◆ REQUIRED WORK
Reproduce every entry below verbatim, leaving out the pictures.

(Dataset excerpt)
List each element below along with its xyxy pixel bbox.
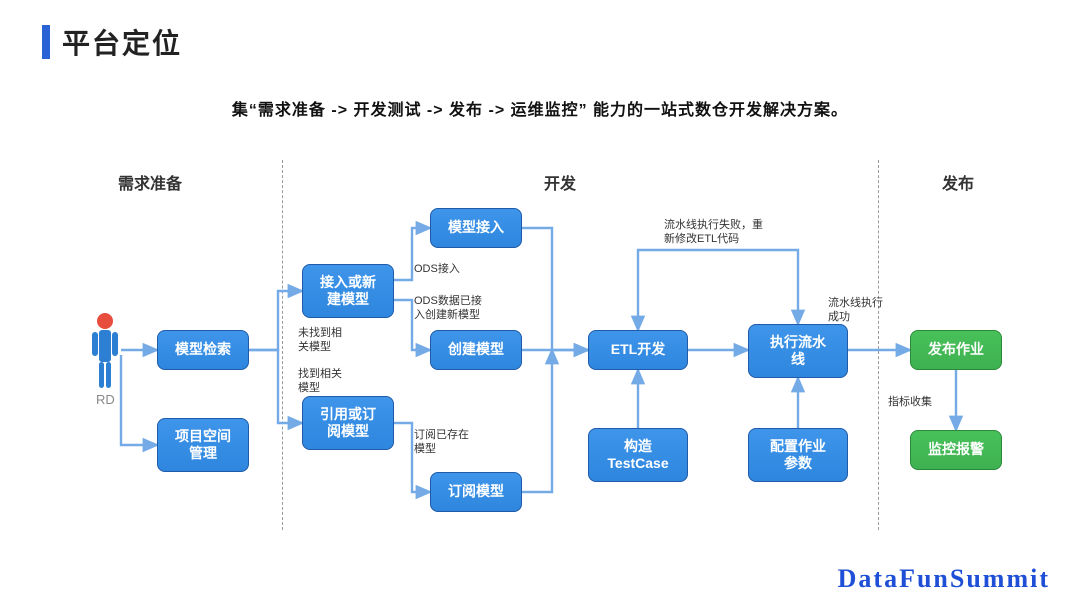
- edge-label-lbl_ods1: ODS接入: [414, 262, 460, 276]
- section-divider-1: [282, 160, 283, 530]
- edge-label-lbl_ods2: ODS数据已接 入创建新模型: [414, 294, 482, 323]
- diagram-canvas: 需求准备 开发 发布 RD: [0, 0, 1080, 608]
- arrow-a2: [121, 355, 157, 445]
- edge-label-lbl_notfound: 未找到相 关模型: [298, 326, 342, 355]
- arrow-a8: [522, 228, 588, 350]
- flow-node-n_params: 配置作业 参数: [748, 428, 848, 482]
- flow-node-n_monitor: 监控报警: [910, 430, 1002, 470]
- flow-node-n_sub: 订阅模型: [430, 472, 522, 512]
- flow-node-n_etl: ETL开发: [588, 330, 688, 370]
- person-icon: [89, 312, 121, 395]
- edge-label-lbl_fail: 流水线执行失败，重 新修改ETL代码: [664, 218, 763, 247]
- arrow-a4: [249, 350, 302, 423]
- edge-label-lbl_subexist: 订阅已存在 模型: [414, 428, 469, 457]
- person-leg-right-icon: [106, 362, 111, 388]
- section-label-req: 需求准备: [118, 170, 182, 194]
- flow-node-n_testcase: 构造 TestCase: [588, 428, 688, 482]
- section-divider-2: [878, 160, 879, 530]
- edge-label-lbl_metrics: 指标收集: [888, 395, 932, 409]
- flow-node-n_search: 模型检索: [157, 330, 249, 370]
- arrow-a10: [522, 350, 552, 492]
- edge-label-lbl_success: 流水线执行 成功: [828, 296, 883, 325]
- arrow-a3: [249, 291, 302, 350]
- person-body-icon: [99, 330, 111, 362]
- edge-label-lbl_found: 找到相关 模型: [298, 367, 342, 396]
- person-head-icon: [97, 313, 113, 329]
- person-label: RD: [96, 392, 115, 407]
- flow-node-n_newmodel: 接入或新 建模型: [302, 264, 394, 318]
- flow-node-n_access: 模型接入: [430, 208, 522, 248]
- flow-node-n_publish: 发布作业: [910, 330, 1002, 370]
- arrow-a16: [638, 250, 798, 330]
- person-leg-left-icon: [99, 362, 104, 388]
- footer-brand: DataFunSummit: [838, 564, 1050, 594]
- flow-node-n_pipeline: 执行流水 线: [748, 324, 848, 378]
- slide-root: 平台定位 集“需求准备 -> 开发测试 -> 发布 -> 运维监控” 能力的一站…: [0, 0, 1080, 608]
- person-arm-right-icon: [112, 332, 118, 356]
- arrows-layer: [0, 0, 1080, 608]
- flow-node-n_refmodel: 引用或订 阅模型: [302, 396, 394, 450]
- section-label-pub: 发布: [942, 170, 974, 194]
- flow-node-n_create: 创建模型: [430, 330, 522, 370]
- person-arm-left-icon: [92, 332, 98, 356]
- flow-node-n_space: 项目空间 管理: [157, 418, 249, 472]
- section-label-dev: 开发: [544, 170, 576, 194]
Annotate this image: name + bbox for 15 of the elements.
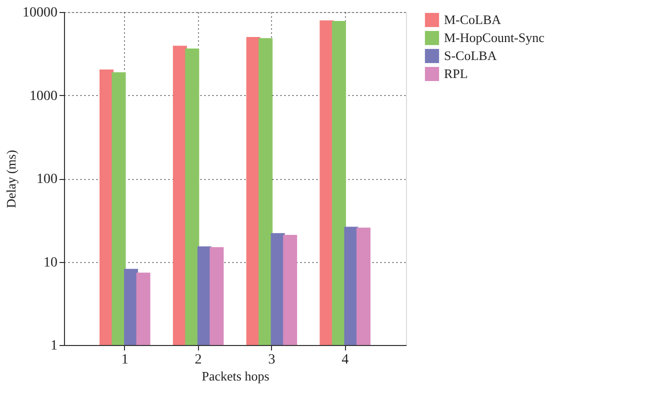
- x-tick-label: 4: [342, 352, 349, 368]
- y-tick-label: 10: [44, 255, 58, 270]
- y-tick-label: 10000: [22, 6, 58, 20]
- y-axis-title: Delay (ms): [4, 150, 18, 208]
- legend-label: M-HopCount-Sync: [444, 30, 545, 45]
- legend-label: RPL: [444, 66, 468, 81]
- x-tick-label: 3: [268, 352, 276, 368]
- x-tick-label: 1: [121, 352, 128, 368]
- legend-label: M-CoLBA: [444, 12, 502, 27]
- x-tick-label: 2: [194, 352, 202, 368]
- legend-label: S-CoLBA: [444, 48, 498, 63]
- x-axis-title: Packets hops: [202, 368, 270, 384]
- y-tick-label: 100: [36, 172, 58, 187]
- y-tick-label: 1: [50, 338, 58, 354]
- y-tick-label: 1000: [30, 88, 58, 104]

◆ ANSWER FOR THIS EXERCISE
List each element below along with its xyxy pixel bbox.
- edge-label-lbl_ods1: ODS接入: [414, 262, 460, 276]
- section-divider-1: [282, 160, 283, 530]
- edge-label-lbl_ods2: ODS数据已接 入创建新模型: [414, 294, 482, 323]
- diagram-canvas: 需求准备 开发 发布 RD: [0, 0, 1080, 608]
- arrow-a2: [121, 355, 157, 445]
- edge-label-lbl_notfound: 未找到相 关模型: [298, 326, 342, 355]
- arrow-a8: [522, 228, 588, 350]
- flow-node-n_params: 配置作业 参数: [748, 428, 848, 482]
- flow-node-n_monitor: 监控报警: [910, 430, 1002, 470]
- flow-node-n_sub: 订阅模型: [430, 472, 522, 512]
- flow-node-n_etl: ETL开发: [588, 330, 688, 370]
- person-icon: [89, 312, 121, 395]
- edge-label-lbl_fail: 流水线执行失败，重 新修改ETL代码: [664, 218, 763, 247]
- arrow-a4: [249, 350, 302, 423]
- edge-label-lbl_subexist: 订阅已存在 模型: [414, 428, 469, 457]
- person-leg-right-icon: [106, 362, 111, 388]
- section-label-req: 需求准备: [118, 170, 182, 194]
- flow-node-n_testcase: 构造 TestCase: [588, 428, 688, 482]
- section-divider-2: [878, 160, 879, 530]
- edge-label-lbl_metrics: 指标收集: [888, 395, 932, 409]
- flow-node-n_search: 模型检索: [157, 330, 249, 370]
- arrow-a10: [522, 350, 552, 492]
- edge-label-lbl_success: 流水线执行 成功: [828, 296, 883, 325]
- arrow-a3: [249, 291, 302, 350]
- person-body-icon: [99, 330, 111, 362]
- edge-label-lbl_found: 找到相关 模型: [298, 367, 342, 396]
- person-head-icon: [97, 313, 113, 329]
- person-label: RD: [96, 392, 115, 407]
- flow-node-n_newmodel: 接入或新 建模型: [302, 264, 394, 318]
- flow-node-n_access: 模型接入: [430, 208, 522, 248]
- flow-node-n_publish: 发布作业: [910, 330, 1002, 370]
- arrow-a16: [638, 250, 798, 330]
- person-leg-left-icon: [99, 362, 104, 388]
- footer-brand: DataFunSummit: [838, 564, 1050, 594]
- flow-node-n_pipeline: 执行流水 线: [748, 324, 848, 378]
- slide-root: 平台定位 集“需求准备 -> 开发测试 -> 发布 -> 运维监控” 能力的一站…: [0, 0, 1080, 608]
- person-arm-right-icon: [112, 332, 118, 356]
- arrows-layer: [0, 0, 1080, 608]
- flow-node-n_refmodel: 引用或订 阅模型: [302, 396, 394, 450]
- section-label-pub: 发布: [942, 170, 974, 194]
- flow-node-n_create: 创建模型: [430, 330, 522, 370]
- person-arm-left-icon: [92, 332, 98, 356]
- flow-node-n_space: 项目空间 管理: [157, 418, 249, 472]
- section-label-dev: 开发: [544, 170, 576, 194]
Annotate this image: name + bbox for 15 of the elements.
- x-tick-label: 4: [342, 352, 349, 368]
- y-tick-label: 10: [44, 255, 58, 270]
- y-tick-label: 10000: [22, 6, 58, 20]
- y-axis-title: Delay (ms): [4, 150, 18, 208]
- legend-label: M-HopCount-Sync: [444, 30, 545, 45]
- legend-label: RPL: [444, 66, 468, 81]
- x-tick-label: 3: [268, 352, 276, 368]
- x-tick-label: 1: [121, 352, 128, 368]
- legend-label: M-CoLBA: [444, 12, 502, 27]
- x-tick-label: 2: [194, 352, 202, 368]
- legend-label: S-CoLBA: [444, 48, 498, 63]
- x-axis-title: Packets hops: [202, 368, 270, 384]
- y-tick-label: 100: [36, 172, 58, 187]
- y-tick-label: 1: [50, 338, 58, 354]
- y-tick-label: 1000: [30, 88, 58, 104]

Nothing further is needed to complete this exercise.